What follows is a block of records; reproduce all of it verbatim.

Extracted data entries
____________________
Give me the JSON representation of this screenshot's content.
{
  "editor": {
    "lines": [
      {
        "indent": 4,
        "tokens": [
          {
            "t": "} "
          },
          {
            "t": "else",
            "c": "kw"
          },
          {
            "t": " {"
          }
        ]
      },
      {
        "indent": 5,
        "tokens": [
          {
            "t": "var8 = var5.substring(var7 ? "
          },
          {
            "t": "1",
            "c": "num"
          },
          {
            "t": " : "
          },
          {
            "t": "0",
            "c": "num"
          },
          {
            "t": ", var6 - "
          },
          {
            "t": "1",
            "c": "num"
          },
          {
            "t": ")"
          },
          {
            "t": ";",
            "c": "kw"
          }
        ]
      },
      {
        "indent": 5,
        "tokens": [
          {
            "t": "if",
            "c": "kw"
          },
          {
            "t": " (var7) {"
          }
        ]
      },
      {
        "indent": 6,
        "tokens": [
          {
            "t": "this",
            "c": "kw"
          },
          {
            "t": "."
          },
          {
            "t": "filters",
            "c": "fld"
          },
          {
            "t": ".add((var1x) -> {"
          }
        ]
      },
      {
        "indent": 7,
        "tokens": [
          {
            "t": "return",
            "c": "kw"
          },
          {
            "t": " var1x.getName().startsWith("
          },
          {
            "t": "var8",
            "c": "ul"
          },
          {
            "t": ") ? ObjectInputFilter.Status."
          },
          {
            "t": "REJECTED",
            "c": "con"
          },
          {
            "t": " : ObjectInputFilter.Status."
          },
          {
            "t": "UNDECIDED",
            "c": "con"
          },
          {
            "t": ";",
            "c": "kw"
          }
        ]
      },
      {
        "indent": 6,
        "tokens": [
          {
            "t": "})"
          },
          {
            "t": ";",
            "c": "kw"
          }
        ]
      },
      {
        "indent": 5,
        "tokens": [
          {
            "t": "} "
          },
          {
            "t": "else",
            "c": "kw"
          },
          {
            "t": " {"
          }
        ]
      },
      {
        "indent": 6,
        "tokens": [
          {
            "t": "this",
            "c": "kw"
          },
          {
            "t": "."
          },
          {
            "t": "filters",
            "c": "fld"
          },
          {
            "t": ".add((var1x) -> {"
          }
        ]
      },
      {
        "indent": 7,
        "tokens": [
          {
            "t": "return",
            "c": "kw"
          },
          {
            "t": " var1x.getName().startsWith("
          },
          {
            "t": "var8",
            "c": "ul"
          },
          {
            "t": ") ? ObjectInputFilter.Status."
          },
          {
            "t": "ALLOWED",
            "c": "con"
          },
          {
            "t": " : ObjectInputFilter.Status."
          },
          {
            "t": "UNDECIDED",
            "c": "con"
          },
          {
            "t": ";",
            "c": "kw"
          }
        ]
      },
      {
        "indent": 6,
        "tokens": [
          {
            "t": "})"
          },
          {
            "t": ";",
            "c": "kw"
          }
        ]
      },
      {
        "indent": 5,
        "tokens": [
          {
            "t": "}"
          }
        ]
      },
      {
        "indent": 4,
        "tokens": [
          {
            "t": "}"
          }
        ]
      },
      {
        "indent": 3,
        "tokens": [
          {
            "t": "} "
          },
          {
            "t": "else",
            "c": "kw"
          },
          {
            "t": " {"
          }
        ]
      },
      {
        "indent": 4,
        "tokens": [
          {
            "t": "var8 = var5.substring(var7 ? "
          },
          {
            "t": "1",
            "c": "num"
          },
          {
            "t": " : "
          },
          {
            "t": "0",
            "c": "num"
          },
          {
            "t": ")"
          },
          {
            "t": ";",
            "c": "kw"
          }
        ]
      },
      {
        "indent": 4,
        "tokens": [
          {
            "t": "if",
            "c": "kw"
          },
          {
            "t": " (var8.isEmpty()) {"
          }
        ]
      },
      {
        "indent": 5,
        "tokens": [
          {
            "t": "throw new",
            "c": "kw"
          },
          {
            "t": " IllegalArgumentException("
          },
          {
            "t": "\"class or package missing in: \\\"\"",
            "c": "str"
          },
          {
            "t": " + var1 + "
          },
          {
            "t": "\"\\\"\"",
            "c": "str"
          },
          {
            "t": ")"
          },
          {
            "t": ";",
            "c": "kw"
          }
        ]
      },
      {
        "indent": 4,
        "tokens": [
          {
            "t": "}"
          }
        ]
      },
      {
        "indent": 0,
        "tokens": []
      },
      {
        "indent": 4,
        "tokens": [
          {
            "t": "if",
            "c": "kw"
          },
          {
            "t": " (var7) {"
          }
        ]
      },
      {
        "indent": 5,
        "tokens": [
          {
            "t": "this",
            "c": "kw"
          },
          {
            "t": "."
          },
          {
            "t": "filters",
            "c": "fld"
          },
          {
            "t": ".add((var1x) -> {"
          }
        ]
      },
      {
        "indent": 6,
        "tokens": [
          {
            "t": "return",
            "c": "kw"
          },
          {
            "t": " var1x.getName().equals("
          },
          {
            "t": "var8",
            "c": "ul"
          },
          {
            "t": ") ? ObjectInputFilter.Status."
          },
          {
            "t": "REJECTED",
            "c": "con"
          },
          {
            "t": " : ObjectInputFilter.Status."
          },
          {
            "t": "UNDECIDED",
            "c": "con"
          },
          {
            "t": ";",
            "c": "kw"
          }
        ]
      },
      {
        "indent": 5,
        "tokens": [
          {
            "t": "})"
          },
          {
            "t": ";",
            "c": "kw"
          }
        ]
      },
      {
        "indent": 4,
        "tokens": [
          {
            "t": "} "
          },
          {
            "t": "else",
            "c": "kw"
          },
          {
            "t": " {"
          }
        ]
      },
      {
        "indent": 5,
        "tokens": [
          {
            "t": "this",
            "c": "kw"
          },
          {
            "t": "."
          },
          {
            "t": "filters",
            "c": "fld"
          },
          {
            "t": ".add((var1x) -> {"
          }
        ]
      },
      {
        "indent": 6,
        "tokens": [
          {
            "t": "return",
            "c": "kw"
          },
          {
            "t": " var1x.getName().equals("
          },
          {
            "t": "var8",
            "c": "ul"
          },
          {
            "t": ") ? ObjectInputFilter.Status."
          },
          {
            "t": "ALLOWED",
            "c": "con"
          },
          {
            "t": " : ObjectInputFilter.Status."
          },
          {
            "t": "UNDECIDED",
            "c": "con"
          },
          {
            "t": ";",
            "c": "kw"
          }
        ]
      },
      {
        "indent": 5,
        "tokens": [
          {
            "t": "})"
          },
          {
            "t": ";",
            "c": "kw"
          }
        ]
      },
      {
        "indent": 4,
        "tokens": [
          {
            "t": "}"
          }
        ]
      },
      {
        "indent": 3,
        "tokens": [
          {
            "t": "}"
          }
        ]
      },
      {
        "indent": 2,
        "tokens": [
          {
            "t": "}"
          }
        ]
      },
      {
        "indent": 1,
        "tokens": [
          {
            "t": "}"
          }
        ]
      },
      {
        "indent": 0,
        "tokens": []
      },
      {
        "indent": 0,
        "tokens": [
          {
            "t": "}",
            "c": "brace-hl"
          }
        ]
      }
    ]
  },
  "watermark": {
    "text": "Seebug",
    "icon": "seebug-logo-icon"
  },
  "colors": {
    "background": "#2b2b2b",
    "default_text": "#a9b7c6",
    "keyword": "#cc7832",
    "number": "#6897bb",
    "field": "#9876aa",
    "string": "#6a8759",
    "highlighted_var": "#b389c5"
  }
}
____________________
*Result for this task*:
Give me the JSON representation of this screenshot's content.
{
  "editor": {
    "lines": [
      {
        "indent": 4,
        "tokens": [
          {
            "t": "} "
          },
          {
            "t": "else",
            "c": "kw"
          },
          {
            "t": " {"
          }
        ]
      },
      {
        "indent": 5,
        "tokens": [
          {
            "t": "var8 = var5.substring(var7 ? "
          },
          {
            "t": "1",
            "c": "num"
          },
          {
            "t": " : "
          },
          {
            "t": "0",
            "c": "num"
          },
          {
            "t": ", var6 - "
          },
          {
            "t": "1",
            "c": "num"
          },
          {
            "t": ")"
          },
          {
            "t": ";",
            "c": "kw"
          }
        ]
      },
      {
        "indent": 5,
        "tokens": [
          {
            "t": "if",
            "c": "kw"
          },
          {
            "t": " (var7) {"
          }
        ]
      },
      {
        "indent": 6,
        "tokens": [
          {
            "t": "this",
            "c": "kw"
          },
          {
            "t": "."
          },
          {
            "t": "filters",
            "c": "fld"
          },
          {
            "t": ".add((var1x) -> {"
          }
        ]
      },
      {
        "indent": 7,
        "tokens": [
          {
            "t": "return",
            "c": "kw"
          },
          {
            "t": " var1x.getName().startsWith("
          },
          {
            "t": "var8",
            "c": "ul"
          },
          {
            "t": ") ? ObjectInputFilter.Status."
          },
          {
            "t": "REJECTED",
            "c": "con"
          },
          {
            "t": " : ObjectInputFilter.Status."
          },
          {
            "t": "UNDECIDED",
            "c": "con"
          },
          {
            "t": ";",
            "c": "kw"
          }
        ]
      },
      {
        "indent": 6,
        "tokens": [
          {
            "t": "})"
          },
          {
            "t": ";",
            "c": "kw"
          }
        ]
      },
      {
        "indent": 5,
        "tokens": [
          {
            "t": "} "
          },
          {
            "t": "else",
            "c": "kw"
          },
          {
            "t": " {"
          }
        ]
      },
      {
        "indent": 6,
        "tokens": [
          {
            "t": "this",
            "c": "kw"
          },
          {
            "t": "."
          },
          {
            "t": "filters",
            "c": "fld"
          },
          {
            "t": ".add((var1x) -> {"
          }
        ]
      },
      {
        "indent": 7,
        "tokens": [
          {
            "t": "return",
            "c": "kw"
          },
          {
            "t": " var1x.getName().startsWith("
          },
          {
            "t": "var8",
            "c": "ul"
          },
          {
            "t": ") ? ObjectInputFilter.Status."
          },
          {
            "t": "ALLOWED",
            "c": "con"
          },
          {
            "t": " : ObjectInputFilter.Status."
          },
          {
            "t": "UNDECIDED",
            "c": "con"
          },
          {
            "t": ";",
            "c": "kw"
          }
        ]
      },
      {
        "indent": 6,
        "tokens": [
          {
            "t": "})"
          },
          {
            "t": ";",
            "c": "kw"
          }
        ]
      },
      {
        "indent": 5,
        "tokens": [
          {
            "t": "}"
          }
        ]
      },
      {
        "indent": 4,
        "tokens": [
          {
            "t": "}"
          }
        ]
      },
      {
        "indent": 3,
        "tokens": [
          {
            "t": "} "
          },
          {
            "t": "else",
            "c": "kw"
          },
          {
            "t": " {"
          }
        ]
      },
      {
        "indent": 4,
        "tokens": [
          {
            "t": "var8 = var5.substring(var7 ? "
          },
          {
            "t": "1",
            "c": "num"
          },
          {
            "t": " : "
          },
          {
            "t": "0",
            "c": "num"
          },
          {
            "t": ")"
          },
          {
            "t": ";",
            "c": "kw"
          }
        ]
      },
      {
        "indent": 4,
        "tokens": [
          {
            "t": "if",
            "c": "kw"
          },
          {
            "t": " (var8.isEmpty()) {"
          }
        ]
      },
      {
        "indent": 5,
        "tokens": [
          {
            "t": "throw new",
            "c": "kw"
          },
          {
            "t": " IllegalArgumentException("
          },
          {
            "t": "\"class or package missing in: \\\"\"",
            "c": "str"
          },
          {
            "t": " + var1 + "
          },
          {
            "t": "\"\\\"\"",
            "c": "str"
          },
          {
            "t": ")"
          },
          {
            "t": ";",
            "c": "kw"
          }
        ]
      },
      {
        "indent": 4,
        "tokens": [
          {
            "t": "}"
          }
        ]
      },
      {
        "indent": 0,
        "tokens": []
      },
      {
        "indent": 4,
        "tokens": [
          {
            "t": "if",
            "c": "kw"
          },
          {
            "t": " (var7) {"
          }
        ]
      },
      {
        "indent": 5,
        "tokens": [
          {
            "t": "this",
            "c": "kw"
          },
          {
            "t": "."
          },
          {
            "t": "filters",
            "c": "fld"
          },
          {
            "t": ".add((var1x) -> {"
          }
        ]
      },
      {
        "indent": 6,
        "tokens": [
          {
            "t": "return",
            "c": "kw"
          },
          {
            "t": " var1x.getName().equals("
          },
          {
            "t": "var8",
            "c": "ul"
          },
          {
            "t": ") ? ObjectInputFilter.Status."
          },
          {
            "t": "REJECTED",
            "c": "con"
          },
          {
            "t": " : ObjectInputFilter.Status."
          },
          {
            "t": "UNDECIDED",
            "c": "con"
          },
          {
            "t": ";",
            "c": "kw"
          }
        ]
      },
      {
        "indent": 5,
        "tokens": [
          {
            "t": "})"
          },
          {
            "t": ";",
            "c": "kw"
          }
        ]
      },
      {
        "indent": 4,
        "tokens": [
          {
            "t": "} "
          },
          {
            "t": "else",
            "c": "kw"
          },
          {
            "t": " {"
          }
        ]
      },
      {
        "indent": 5,
        "tokens": [
          {
            "t": "this",
            "c": "kw"
          },
          {
            "t": "."
          },
          {
            "t": "filters",
            "c": "fld"
          },
          {
            "t": ".add((var1x) -> {"
          }
        ]
      },
      {
        "indent": 6,
        "tokens": [
          {
            "t": "return",
            "c": "kw"
          },
          {
            "t": " var1x.getName().equals("
          },
          {
            "t": "var8",
            "c": "ul"
          },
          {
            "t": ") ? ObjectInputFilter.Status."
          },
          {
            "t": "ALLOWED",
            "c": "con"
          },
          {
            "t": " : ObjectInputFilter.Status."
          },
          {
            "t": "UNDECIDED",
            "c": "con"
          },
          {
            "t": ";",
            "c": "kw"
          }
        ]
      },
      {
        "indent": 5,
        "tokens": [
          {
            "t": "})"
          },
          {
            "t": ";",
            "c": "kw"
          }
        ]
      },
      {
        "indent": 4,
        "tokens": [
          {
            "t": "}"
          }
        ]
      },
      {
        "indent": 3,
        "tokens": [
          {
            "t": "}"
          }
        ]
      },
      {
        "indent": 2,
        "tokens": [
          {
            "t": "}"
          }
        ]
      },
      {
        "indent": 1,
        "tokens": [
          {
            "t": "}"
          }
        ]
      },
      {
        "indent": 0,
        "tokens": []
      },
      {
        "indent": 0,
        "tokens": [
          {
            "t": "}",
            "c": "brace-hl"
          }
        ]
      }
    ]
  },
  "watermark": {
    "text": "Seebug",
    "icon": "seebug-logo-icon"
  },
  "colors": {
    "background": "#2b2b2b",
    "default_text": "#a9b7c6",
    "keyword": "#cc7832",
    "number": "#6897bb",
    "field": "#9876aa",
    "string": "#6a8759",
    "highlighted_var": "#b389c5"
  }
}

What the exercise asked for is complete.